(Stored records)
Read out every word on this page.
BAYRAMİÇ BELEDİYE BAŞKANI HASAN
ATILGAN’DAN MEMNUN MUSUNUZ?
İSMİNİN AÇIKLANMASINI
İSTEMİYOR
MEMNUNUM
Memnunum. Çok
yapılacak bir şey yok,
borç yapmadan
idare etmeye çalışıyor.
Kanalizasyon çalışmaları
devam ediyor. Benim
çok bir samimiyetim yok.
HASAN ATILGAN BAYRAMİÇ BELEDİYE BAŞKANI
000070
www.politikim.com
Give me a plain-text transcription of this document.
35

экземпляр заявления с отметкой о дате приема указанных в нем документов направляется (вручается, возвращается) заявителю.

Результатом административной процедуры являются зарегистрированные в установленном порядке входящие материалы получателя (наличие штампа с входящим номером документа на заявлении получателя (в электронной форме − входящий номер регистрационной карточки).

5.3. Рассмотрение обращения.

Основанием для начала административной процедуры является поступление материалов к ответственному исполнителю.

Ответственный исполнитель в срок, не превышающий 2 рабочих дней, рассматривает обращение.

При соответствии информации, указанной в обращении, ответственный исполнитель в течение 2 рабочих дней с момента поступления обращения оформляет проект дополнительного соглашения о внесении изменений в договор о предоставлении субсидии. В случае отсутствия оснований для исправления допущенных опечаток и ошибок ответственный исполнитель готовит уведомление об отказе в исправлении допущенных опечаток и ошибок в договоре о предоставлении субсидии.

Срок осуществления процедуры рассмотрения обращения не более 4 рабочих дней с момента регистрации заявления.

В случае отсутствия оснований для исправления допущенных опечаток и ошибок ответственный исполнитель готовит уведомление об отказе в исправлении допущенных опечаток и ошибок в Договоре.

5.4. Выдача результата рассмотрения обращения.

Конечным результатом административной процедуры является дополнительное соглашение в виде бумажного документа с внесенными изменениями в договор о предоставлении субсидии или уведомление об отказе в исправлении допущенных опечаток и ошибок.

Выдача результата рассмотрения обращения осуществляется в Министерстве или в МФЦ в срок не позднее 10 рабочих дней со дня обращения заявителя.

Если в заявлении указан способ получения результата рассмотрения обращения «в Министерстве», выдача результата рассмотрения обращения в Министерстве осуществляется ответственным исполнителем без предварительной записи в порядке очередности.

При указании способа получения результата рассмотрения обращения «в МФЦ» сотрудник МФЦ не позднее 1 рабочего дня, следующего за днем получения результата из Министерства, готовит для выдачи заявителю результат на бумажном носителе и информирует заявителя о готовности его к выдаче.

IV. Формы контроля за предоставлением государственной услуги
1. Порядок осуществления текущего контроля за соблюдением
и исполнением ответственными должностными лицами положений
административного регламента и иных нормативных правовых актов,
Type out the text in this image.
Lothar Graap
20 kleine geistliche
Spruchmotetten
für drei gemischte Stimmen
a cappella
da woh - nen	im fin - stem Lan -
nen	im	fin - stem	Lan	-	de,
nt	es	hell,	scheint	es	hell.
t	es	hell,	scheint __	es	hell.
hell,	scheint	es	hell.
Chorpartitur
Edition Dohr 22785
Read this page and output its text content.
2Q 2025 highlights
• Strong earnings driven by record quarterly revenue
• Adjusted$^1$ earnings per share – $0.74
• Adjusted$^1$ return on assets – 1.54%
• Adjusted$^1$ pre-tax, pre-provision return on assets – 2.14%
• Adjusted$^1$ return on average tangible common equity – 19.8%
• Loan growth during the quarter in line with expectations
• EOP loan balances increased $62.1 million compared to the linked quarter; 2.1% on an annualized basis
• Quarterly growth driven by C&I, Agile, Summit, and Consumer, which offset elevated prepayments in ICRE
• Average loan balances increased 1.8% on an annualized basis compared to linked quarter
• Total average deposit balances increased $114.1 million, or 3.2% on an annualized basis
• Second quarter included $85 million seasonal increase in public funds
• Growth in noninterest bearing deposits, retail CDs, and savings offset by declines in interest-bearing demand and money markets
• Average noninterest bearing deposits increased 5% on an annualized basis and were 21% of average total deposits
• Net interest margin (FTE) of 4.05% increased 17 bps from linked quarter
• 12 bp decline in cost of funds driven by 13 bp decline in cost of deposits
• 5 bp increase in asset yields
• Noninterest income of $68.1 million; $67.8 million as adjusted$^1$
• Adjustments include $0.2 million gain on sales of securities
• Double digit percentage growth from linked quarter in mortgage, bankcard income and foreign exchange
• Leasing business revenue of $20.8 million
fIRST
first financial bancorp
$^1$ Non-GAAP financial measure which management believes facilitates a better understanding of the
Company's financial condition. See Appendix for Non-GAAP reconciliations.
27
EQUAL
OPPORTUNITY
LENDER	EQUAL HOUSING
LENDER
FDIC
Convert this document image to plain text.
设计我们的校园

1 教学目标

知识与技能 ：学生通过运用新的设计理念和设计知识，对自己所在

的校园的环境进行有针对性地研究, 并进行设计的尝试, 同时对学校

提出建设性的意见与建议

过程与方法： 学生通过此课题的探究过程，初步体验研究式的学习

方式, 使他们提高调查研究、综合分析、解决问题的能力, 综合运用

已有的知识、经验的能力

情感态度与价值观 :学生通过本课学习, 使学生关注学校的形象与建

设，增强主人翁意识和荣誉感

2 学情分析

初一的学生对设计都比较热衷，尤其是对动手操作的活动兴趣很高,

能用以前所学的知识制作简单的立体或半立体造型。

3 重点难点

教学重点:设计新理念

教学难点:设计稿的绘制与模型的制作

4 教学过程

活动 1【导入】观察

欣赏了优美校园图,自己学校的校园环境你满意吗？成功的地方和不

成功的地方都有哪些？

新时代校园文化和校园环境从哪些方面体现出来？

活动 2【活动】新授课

Exercise task:
Which lines in the data above contain "text"? Show each one.

Right answer:
Give me a plain-text transcription of this document.
Type out the text in this image.
Read this page and output its text content.
Convert this document image to plain text.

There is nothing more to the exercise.